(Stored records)
====
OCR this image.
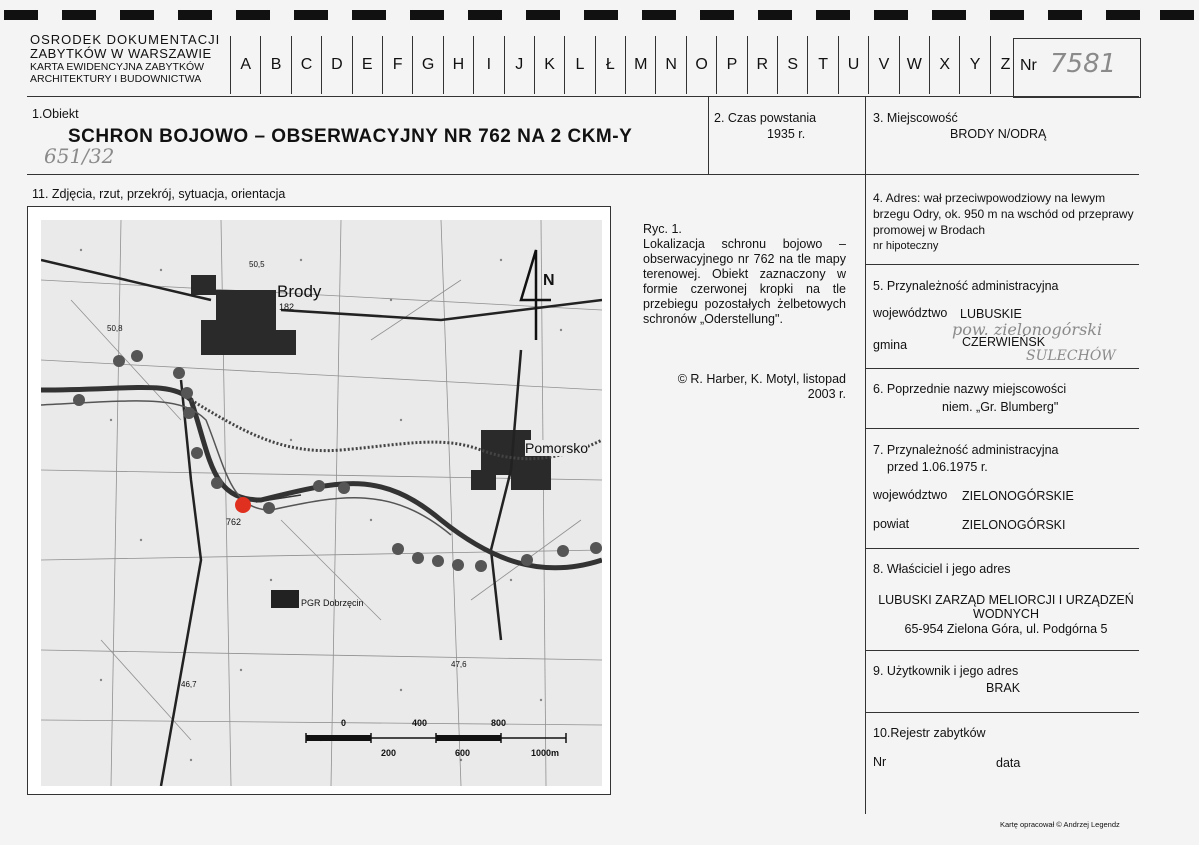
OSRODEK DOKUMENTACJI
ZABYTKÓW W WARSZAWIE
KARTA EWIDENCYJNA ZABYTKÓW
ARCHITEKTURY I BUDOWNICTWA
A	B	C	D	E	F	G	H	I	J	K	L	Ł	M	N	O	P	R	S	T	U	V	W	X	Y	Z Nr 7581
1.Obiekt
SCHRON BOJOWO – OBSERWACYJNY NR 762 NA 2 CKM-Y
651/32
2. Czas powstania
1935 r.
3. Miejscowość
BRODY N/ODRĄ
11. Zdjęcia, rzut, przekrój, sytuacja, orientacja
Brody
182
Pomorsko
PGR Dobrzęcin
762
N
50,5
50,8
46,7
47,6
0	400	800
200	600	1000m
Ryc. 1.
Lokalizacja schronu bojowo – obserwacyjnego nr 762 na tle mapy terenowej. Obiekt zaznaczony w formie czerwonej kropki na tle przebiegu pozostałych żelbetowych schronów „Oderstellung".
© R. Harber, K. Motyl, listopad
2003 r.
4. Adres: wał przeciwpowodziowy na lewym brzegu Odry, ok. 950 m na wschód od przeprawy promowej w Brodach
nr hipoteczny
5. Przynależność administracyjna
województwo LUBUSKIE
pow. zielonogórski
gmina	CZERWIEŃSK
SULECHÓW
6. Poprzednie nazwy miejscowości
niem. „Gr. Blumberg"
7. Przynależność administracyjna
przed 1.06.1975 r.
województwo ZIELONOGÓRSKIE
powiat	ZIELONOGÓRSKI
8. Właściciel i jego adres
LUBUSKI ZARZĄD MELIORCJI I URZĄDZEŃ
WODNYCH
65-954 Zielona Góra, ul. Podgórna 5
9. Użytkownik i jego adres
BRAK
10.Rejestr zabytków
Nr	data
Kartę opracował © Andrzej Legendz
====
To do: Each entry above should be reproduced exactly, with the pictures removed.

Problem solution:
OCR this image.
OSRODEK DOKUMENTACJI
ZABYTKÓW W WARSZAWIE
KARTA EWIDENCYJNA ZABYTKÓW
ARCHITEKTURY I BUDOWNICTWA
A	B	C	D	E	F	G	H	I	J	K	L	Ł	M	N	O	P	R	S	T	U	V	W	X	Y	Z Nr 7581
1.Obiekt
SCHRON BOJOWO – OBSERWACYJNY NR 762 NA 2 CKM-Y
651/32
2. Czas powstania
1935 r.
3. Miejscowość
BRODY N/ODRĄ
11. Zdjęcia, rzut, przekrój, sytuacja, orientacja
Brody
182
Pomorsko
PGR Dobrzęcin
762
N
50,5
50,8
46,7
47,6
0	400	800
200	600	1000m
Ryc. 1.
Lokalizacja schronu bojowo – obserwacyjnego nr 762 na tle mapy terenowej. Obiekt zaznaczony w formie czerwonej kropki na tle przebiegu pozostałych żelbetowych schronów „Oderstellung".
© R. Harber, K. Motyl, listopad
2003 r.
4. Adres: wał przeciwpowodziowy na lewym brzegu Odry, ok. 950 m na wschód od przeprawy promowej w Brodach
nr hipoteczny
5. Przynależność administracyjna
województwo LUBUSKIE
pow. zielonogórski
gmina	CZERWIEŃSK
SULECHÓW
6. Poprzednie nazwy miejscowości
niem. „Gr. Blumberg"
7. Przynależność administracyjna
przed 1.06.1975 r.
województwo ZIELONOGÓRSKIE
powiat	ZIELONOGÓRSKI
8. Właściciel i jego adres
LUBUSKI ZARZĄD MELIORCJI I URZĄDZEŃ
WODNYCH
65-954 Zielona Góra, ul. Podgórna 5
9. Użytkownik i jego adres
BRAK
10.Rejestr zabytków
Nr	data
Kartę opracował © Andrzej Legendz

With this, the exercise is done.